-- REQUIREMENTS --
Go through the lines below. Copy those with "using".

-- WORKING DATA --
+ + + + +

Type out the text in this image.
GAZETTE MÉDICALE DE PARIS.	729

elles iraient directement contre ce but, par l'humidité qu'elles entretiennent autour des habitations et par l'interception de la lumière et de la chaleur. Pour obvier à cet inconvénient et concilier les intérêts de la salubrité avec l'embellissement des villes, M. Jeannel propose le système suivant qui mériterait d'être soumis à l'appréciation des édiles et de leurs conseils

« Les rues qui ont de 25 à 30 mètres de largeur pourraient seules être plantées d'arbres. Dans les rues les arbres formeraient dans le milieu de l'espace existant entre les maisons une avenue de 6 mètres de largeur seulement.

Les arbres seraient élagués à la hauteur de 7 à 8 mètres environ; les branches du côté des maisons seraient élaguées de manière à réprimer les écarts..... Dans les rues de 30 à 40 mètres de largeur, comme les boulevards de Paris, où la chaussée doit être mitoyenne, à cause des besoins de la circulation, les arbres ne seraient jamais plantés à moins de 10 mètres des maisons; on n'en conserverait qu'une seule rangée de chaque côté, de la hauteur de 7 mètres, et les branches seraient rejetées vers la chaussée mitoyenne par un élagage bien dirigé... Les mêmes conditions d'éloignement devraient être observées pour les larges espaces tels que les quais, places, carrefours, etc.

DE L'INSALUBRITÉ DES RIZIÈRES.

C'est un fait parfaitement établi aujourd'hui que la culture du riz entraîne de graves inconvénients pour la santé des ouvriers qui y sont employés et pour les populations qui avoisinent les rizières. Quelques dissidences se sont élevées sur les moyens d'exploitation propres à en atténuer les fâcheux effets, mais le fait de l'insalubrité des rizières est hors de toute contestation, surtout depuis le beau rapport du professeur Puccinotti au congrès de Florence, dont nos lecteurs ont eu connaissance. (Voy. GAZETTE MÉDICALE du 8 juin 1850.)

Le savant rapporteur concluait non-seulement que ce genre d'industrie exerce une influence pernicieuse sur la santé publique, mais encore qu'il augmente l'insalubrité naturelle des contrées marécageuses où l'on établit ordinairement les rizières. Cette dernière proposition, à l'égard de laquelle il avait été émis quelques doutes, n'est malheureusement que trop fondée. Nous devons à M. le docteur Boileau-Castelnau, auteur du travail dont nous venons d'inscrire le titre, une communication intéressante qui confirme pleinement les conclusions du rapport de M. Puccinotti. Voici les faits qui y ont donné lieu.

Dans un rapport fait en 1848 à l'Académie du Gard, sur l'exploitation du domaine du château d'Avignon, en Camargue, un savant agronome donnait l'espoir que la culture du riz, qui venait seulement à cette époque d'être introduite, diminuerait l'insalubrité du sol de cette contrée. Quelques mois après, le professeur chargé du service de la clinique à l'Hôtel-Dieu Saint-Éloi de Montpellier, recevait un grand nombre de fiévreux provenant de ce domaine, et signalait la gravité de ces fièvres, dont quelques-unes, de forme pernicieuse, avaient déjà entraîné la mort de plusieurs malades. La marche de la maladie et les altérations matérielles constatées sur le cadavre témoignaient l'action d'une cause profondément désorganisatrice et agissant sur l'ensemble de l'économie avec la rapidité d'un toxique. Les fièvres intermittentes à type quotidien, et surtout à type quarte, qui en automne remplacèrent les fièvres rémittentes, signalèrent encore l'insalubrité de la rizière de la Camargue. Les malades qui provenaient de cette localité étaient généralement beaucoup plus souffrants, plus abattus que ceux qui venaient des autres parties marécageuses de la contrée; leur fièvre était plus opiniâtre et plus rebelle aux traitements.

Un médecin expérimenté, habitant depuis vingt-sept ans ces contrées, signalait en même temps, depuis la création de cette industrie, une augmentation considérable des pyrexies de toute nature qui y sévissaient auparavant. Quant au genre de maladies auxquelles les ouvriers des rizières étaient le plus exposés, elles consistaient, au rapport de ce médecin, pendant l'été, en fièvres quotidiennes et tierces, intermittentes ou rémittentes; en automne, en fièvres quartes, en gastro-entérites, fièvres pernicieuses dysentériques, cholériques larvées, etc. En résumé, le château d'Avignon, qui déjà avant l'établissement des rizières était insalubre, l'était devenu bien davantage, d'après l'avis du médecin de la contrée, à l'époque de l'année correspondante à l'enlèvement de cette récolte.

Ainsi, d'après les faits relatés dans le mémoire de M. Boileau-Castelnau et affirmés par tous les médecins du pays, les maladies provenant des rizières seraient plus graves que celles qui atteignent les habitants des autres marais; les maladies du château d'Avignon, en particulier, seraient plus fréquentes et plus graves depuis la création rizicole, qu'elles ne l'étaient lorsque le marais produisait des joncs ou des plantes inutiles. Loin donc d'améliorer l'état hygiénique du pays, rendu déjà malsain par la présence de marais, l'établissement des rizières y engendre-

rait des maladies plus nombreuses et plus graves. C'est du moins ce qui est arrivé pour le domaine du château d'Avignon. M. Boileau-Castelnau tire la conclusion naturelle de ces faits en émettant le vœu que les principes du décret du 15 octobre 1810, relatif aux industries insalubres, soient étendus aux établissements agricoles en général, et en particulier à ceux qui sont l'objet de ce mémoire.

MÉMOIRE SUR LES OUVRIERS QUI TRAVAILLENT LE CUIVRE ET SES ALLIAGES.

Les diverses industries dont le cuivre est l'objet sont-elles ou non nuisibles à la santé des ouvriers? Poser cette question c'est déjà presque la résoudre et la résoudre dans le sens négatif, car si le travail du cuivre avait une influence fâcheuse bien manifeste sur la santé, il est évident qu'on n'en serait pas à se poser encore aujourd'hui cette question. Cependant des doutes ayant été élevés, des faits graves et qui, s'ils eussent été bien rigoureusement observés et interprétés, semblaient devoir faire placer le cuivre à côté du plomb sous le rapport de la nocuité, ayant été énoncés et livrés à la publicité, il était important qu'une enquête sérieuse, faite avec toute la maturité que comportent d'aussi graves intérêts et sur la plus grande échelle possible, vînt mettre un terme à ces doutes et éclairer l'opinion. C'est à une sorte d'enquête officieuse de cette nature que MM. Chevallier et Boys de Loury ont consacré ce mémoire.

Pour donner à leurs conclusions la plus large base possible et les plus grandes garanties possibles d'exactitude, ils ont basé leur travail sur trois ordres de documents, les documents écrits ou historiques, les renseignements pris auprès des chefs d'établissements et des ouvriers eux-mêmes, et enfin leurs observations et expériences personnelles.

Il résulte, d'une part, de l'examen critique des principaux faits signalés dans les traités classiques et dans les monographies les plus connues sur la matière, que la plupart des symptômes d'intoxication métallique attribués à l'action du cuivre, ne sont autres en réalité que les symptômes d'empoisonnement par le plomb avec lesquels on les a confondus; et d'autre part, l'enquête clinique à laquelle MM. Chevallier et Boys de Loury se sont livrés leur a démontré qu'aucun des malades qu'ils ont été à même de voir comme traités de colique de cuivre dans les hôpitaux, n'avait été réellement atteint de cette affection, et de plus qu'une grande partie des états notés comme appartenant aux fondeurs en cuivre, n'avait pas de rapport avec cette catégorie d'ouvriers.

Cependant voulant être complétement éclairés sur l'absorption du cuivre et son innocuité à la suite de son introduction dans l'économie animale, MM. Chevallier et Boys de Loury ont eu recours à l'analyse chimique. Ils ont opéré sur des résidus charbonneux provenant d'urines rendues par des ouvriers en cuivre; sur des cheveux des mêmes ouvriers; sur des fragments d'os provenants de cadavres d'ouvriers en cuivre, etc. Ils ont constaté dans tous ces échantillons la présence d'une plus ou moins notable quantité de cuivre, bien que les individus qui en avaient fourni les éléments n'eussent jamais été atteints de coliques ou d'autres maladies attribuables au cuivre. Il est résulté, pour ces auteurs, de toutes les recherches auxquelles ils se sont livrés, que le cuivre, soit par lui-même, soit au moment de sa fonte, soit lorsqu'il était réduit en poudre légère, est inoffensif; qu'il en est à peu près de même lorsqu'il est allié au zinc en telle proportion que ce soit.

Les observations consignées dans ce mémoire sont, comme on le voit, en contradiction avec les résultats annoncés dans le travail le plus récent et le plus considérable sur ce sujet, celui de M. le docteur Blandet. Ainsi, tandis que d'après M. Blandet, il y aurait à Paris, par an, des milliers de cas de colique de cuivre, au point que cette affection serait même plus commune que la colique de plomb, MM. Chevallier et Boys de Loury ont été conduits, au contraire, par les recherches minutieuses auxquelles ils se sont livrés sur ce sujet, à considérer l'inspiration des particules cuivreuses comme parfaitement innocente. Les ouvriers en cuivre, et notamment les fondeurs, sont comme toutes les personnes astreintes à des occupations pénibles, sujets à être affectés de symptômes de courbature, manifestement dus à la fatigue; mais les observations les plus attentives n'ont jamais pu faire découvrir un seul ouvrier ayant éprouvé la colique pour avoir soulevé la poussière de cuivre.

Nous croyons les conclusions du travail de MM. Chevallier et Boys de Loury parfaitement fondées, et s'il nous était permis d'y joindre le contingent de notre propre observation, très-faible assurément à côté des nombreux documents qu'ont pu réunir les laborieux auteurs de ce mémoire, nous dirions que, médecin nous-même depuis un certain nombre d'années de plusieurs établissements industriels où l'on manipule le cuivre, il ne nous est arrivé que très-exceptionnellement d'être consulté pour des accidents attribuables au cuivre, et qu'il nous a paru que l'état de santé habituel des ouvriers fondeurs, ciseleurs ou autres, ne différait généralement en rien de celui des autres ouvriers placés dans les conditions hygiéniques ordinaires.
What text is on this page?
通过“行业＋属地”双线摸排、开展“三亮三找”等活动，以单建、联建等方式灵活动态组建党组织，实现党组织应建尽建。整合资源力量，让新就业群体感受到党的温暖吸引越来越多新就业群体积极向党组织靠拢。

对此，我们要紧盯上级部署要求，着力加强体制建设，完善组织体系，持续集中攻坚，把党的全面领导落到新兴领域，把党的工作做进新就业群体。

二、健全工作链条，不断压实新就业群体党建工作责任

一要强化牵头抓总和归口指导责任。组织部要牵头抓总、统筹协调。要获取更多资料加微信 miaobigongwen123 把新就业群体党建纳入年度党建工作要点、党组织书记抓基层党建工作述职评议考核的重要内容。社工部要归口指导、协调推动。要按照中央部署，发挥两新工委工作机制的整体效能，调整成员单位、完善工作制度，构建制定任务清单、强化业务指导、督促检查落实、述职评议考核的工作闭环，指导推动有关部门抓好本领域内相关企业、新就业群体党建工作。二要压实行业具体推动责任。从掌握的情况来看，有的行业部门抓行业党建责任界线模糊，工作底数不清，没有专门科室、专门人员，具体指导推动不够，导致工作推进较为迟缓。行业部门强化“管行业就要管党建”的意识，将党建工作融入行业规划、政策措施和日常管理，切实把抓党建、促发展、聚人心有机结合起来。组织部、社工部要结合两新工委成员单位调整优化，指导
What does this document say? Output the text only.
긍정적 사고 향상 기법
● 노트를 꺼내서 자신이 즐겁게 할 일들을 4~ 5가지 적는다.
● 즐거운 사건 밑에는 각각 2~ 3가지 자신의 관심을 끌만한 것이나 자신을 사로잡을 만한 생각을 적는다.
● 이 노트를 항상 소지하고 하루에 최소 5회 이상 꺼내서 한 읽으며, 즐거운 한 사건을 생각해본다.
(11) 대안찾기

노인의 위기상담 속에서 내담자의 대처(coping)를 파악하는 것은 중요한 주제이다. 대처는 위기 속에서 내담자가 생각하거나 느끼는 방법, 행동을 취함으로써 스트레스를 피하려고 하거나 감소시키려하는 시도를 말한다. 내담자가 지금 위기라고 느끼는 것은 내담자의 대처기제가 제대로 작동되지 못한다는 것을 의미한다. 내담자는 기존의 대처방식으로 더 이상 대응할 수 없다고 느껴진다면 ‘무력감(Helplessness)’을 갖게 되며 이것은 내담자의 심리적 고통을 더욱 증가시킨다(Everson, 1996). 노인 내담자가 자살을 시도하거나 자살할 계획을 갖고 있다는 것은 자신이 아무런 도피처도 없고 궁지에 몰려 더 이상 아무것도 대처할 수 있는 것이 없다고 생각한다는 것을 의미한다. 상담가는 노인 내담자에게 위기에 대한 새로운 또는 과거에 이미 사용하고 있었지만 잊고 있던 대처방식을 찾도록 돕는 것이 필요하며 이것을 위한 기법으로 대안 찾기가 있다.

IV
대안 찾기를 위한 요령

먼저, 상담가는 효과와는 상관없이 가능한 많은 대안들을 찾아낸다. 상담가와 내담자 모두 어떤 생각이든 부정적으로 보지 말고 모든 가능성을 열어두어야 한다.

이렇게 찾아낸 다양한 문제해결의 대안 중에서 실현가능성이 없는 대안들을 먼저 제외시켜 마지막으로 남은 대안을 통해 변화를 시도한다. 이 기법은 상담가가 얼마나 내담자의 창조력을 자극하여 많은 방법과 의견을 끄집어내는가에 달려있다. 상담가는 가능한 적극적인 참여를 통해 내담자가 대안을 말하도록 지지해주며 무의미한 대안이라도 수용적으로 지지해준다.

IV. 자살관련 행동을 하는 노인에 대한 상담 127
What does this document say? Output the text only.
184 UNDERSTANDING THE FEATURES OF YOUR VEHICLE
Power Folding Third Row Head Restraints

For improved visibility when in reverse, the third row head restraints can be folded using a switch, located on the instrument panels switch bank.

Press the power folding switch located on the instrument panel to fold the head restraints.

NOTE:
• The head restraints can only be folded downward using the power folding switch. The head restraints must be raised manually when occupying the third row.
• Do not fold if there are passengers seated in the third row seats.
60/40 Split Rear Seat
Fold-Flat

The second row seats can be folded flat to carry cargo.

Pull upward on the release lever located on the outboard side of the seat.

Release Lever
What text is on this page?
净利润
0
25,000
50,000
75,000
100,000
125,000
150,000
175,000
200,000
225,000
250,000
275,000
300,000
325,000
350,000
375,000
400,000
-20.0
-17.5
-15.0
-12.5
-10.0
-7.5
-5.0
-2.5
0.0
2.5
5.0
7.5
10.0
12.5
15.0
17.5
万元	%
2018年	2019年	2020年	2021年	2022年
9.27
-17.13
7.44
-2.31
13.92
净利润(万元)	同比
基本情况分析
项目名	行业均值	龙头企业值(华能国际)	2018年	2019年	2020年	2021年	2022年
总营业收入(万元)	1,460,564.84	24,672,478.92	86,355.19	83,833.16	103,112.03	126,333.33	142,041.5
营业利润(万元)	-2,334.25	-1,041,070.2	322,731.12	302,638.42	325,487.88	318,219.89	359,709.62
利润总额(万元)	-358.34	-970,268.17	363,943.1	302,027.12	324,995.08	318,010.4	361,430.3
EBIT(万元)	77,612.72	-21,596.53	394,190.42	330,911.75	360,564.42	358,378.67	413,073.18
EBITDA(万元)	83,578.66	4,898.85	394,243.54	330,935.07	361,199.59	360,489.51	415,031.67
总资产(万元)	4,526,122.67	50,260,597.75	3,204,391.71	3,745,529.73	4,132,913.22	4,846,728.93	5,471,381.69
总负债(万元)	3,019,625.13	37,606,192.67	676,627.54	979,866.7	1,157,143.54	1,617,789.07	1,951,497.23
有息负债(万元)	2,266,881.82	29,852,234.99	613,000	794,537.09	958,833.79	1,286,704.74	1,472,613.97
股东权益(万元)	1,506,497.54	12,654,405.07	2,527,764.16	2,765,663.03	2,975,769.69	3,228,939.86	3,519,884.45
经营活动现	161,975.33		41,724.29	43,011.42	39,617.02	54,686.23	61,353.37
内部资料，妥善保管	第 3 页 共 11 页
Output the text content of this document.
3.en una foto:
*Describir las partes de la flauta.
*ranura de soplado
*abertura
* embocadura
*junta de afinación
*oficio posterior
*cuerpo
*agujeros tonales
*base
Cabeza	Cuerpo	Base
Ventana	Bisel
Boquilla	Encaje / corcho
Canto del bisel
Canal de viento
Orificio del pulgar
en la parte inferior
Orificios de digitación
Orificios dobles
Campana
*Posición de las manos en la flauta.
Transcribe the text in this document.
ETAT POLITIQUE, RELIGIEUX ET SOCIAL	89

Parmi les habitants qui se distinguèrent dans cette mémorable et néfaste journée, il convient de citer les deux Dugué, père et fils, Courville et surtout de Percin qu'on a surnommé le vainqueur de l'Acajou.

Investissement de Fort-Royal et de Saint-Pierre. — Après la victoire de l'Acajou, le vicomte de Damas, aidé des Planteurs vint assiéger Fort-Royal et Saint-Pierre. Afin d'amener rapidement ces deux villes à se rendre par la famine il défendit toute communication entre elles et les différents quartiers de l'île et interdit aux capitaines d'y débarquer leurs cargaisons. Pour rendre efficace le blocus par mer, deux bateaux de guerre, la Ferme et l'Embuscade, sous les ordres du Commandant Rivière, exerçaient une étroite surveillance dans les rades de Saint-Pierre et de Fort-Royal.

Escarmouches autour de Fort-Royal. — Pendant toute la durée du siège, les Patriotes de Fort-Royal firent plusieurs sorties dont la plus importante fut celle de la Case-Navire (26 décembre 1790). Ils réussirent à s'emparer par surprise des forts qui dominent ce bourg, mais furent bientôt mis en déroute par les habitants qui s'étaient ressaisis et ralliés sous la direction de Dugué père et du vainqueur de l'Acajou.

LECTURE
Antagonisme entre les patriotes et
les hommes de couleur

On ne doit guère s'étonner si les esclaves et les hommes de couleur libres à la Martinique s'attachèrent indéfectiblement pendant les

+ + + + +

-- THE RESULT --
For improved visibility when in reverse, the third row head restraints can be folded using a switch, located on the instrument panels switch bank.
• The head restraints can only be folded downward using the power folding switch. The head restraints must be raised manually when occupying the third row.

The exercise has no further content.